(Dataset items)
++++

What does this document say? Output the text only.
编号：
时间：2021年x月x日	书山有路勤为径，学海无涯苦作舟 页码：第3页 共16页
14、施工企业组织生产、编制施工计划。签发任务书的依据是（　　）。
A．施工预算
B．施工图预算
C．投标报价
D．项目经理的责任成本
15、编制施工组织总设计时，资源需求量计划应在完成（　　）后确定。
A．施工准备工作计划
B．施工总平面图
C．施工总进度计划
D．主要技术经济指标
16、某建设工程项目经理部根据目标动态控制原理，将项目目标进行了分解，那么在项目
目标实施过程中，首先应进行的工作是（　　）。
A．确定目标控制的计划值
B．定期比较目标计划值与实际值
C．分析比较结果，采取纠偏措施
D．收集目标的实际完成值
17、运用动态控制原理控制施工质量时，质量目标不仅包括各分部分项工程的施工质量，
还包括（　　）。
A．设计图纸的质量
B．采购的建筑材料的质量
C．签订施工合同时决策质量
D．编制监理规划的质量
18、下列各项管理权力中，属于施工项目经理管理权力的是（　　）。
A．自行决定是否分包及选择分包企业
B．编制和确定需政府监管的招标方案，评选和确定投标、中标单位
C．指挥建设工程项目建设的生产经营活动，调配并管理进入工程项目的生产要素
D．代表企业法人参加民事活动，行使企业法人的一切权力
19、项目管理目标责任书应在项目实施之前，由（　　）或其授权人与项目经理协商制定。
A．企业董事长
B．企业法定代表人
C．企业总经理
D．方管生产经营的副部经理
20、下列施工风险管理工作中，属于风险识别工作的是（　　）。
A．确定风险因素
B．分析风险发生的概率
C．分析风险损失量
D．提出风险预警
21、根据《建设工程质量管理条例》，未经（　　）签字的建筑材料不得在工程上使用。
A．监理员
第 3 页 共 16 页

++++

Write out all the records above again, exactly as they stand.

What does this document say? Output the text only.
编号：
时间：2021年x月x日	书山有路勤为径，学海无涯苦作舟 页码：第3页 共16页
14、施工企业组织生产、编制施工计划。签发任务书的依据是（　　）。
A．施工预算
B．施工图预算
C．投标报价
D．项目经理的责任成本
15、编制施工组织总设计时，资源需求量计划应在完成（　　）后确定。
A．施工准备工作计划
B．施工总平面图
C．施工总进度计划
D．主要技术经济指标
16、某建设工程项目经理部根据目标动态控制原理，将项目目标进行了分解，那么在项目
目标实施过程中，首先应进行的工作是（　　）。
A．确定目标控制的计划值
B．定期比较目标计划值与实际值
C．分析比较结果，采取纠偏措施
D．收集目标的实际完成值
17、运用动态控制原理控制施工质量时，质量目标不仅包括各分部分项工程的施工质量，
还包括（　　）。
A．设计图纸的质量
B．采购的建筑材料的质量
C．签订施工合同时决策质量
D．编制监理规划的质量
18、下列各项管理权力中，属于施工项目经理管理权力的是（　　）。
A．自行决定是否分包及选择分包企业
B．编制和确定需政府监管的招标方案，评选和确定投标、中标单位
C．指挥建设工程项目建设的生产经营活动，调配并管理进入工程项目的生产要素
D．代表企业法人参加民事活动，行使企业法人的一切权力
19、项目管理目标责任书应在项目实施之前，由（　　）或其授权人与项目经理协商制定。
A．企业董事长
B．企业法定代表人
C．企业总经理
D．方管生产经营的副部经理
20、下列施工风险管理工作中，属于风险识别工作的是（　　）。
A．确定风险因素
B．分析风险发生的概率
C．分析风险损失量
D．提出风险预警
21、根据《建设工程质量管理条例》，未经（　　）签字的建筑材料不得在工程上使用。
A．监理员
第 3 页 共 16 页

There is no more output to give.